**PROBLEM**
Beneath this sentence is a set of records; write each of them out exactly.

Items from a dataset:
···

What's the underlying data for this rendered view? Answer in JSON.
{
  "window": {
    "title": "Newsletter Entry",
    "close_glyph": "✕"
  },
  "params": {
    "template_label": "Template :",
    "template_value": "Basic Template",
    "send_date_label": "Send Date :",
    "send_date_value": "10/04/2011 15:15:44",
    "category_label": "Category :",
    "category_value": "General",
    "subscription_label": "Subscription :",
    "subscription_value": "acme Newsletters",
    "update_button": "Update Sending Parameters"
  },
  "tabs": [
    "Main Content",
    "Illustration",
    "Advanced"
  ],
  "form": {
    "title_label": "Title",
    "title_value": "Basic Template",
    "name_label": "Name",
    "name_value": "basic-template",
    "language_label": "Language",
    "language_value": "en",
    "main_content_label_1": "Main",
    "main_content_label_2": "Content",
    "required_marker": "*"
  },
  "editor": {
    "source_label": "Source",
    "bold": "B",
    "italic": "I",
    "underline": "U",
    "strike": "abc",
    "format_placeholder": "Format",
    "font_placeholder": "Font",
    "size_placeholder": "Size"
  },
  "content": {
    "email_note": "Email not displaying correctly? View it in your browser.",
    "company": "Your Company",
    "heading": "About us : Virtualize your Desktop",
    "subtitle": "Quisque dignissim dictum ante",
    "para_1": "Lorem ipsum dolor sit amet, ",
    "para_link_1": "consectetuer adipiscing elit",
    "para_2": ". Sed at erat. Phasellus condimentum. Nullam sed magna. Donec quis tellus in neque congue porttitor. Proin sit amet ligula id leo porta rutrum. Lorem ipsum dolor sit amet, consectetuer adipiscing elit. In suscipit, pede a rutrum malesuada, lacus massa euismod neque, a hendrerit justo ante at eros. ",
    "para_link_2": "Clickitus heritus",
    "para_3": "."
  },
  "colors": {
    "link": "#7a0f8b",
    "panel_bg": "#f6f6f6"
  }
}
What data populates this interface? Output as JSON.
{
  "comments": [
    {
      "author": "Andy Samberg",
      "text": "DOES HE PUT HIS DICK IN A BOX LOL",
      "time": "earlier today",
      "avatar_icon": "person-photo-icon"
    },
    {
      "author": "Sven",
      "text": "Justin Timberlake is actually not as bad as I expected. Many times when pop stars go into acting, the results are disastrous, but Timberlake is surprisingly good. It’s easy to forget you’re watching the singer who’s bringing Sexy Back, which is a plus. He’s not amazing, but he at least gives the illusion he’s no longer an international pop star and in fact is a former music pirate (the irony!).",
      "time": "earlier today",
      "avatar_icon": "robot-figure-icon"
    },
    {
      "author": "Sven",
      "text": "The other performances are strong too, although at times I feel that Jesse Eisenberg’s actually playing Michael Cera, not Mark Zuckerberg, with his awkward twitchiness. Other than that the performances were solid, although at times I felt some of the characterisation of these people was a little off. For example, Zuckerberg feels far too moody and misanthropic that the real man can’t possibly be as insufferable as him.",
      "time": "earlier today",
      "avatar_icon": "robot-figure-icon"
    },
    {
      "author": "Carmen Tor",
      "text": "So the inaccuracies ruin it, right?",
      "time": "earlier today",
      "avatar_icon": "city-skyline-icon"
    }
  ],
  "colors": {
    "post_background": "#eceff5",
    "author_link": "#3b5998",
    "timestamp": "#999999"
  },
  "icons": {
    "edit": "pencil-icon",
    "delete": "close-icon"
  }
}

···

**SOLUTION TO THE PROBLEM**
What's the underlying data for this rendered view? Answer in JSON.
{
  "window": {
    "title": "Newsletter Entry",
    "close_glyph": "✕"
  },
  "params": {
    "template_label": "Template :",
    "template_value": "Basic Template",
    "send_date_label": "Send Date :",
    "send_date_value": "10/04/2011 15:15:44",
    "category_label": "Category :",
    "category_value": "General",
    "subscription_label": "Subscription :",
    "subscription_value": "acme Newsletters",
    "update_button": "Update Sending Parameters"
  },
  "tabs": [
    "Main Content",
    "Illustration",
    "Advanced"
  ],
  "form": {
    "title_label": "Title",
    "title_value": "Basic Template",
    "name_label": "Name",
    "name_value": "basic-template",
    "language_label": "Language",
    "language_value": "en",
    "main_content_label_1": "Main",
    "main_content_label_2": "Content",
    "required_marker": "*"
  },
  "editor": {
    "source_label": "Source",
    "bold": "B",
    "italic": "I",
    "underline": "U",
    "strike": "abc",
    "format_placeholder": "Format",
    "font_placeholder": "Font",
    "size_placeholder": "Size"
  },
  "content": {
    "email_note": "Email not displaying correctly? View it in your browser.",
    "company": "Your Company",
    "heading": "About us : Virtualize your Desktop",
    "subtitle": "Quisque dignissim dictum ante",
    "para_1": "Lorem ipsum dolor sit amet, ",
    "para_link_1": "consectetuer adipiscing elit",
    "para_2": ". Sed at erat. Phasellus condimentum. Nullam sed magna. Donec quis tellus in neque congue porttitor. Proin sit amet ligula id leo porta rutrum. Lorem ipsum dolor sit amet, consectetuer adipiscing elit. In suscipit, pede a rutrum malesuada, lacus massa euismod neque, a hendrerit justo ante at eros. ",
    "para_link_2": "Clickitus heritus",
    "para_3": "."
  },
  "colors": {
    "link": "#7a0f8b",
    "panel_bg": "#f6f6f6"
  }
}
What data populates this interface? Output as JSON.
{
  "comments": [
    {
      "author": "Andy Samberg",
      "text": "DOES HE PUT HIS DICK IN A BOX LOL",
      "time": "earlier today",
      "avatar_icon": "person-photo-icon"
    },
    {
      "author": "Sven",
      "text": "Justin Timberlake is actually not as bad as I expected. Many times when pop stars go into acting, the results are disastrous, but Timberlake is surprisingly good. It’s easy to forget you’re watching the singer who’s bringing Sexy Back, which is a plus. He’s not amazing, but he at least gives the illusion he’s no longer an international pop star and in fact is a former music pirate (the irony!).",
      "time": "earlier today",
      "avatar_icon": "robot-figure-icon"
    },
    {
      "author": "Sven",
      "text": "The other performances are strong too, although at times I feel that Jesse Eisenberg’s actually playing Michael Cera, not Mark Zuckerberg, with his awkward twitchiness. Other than that the performances were solid, although at times I felt some of the characterisation of these people was a little off. For example, Zuckerberg feels far too moody and misanthropic that the real man can’t possibly be as insufferable as him.",
      "time": "earlier today",
      "avatar_icon": "robot-figure-icon"
    },
    {
      "author": "Carmen Tor",
      "text": "So the inaccuracies ruin it, right?",
      "time": "earlier today",
      "avatar_icon": "city-skyline-icon"
    }
  ],
  "colors": {
    "post_background": "#eceff5",
    "author_link": "#3b5998",
    "timestamp": "#999999"
  },
  "icons": {
    "edit": "pencil-icon",
    "delete": "close-icon"
  }
}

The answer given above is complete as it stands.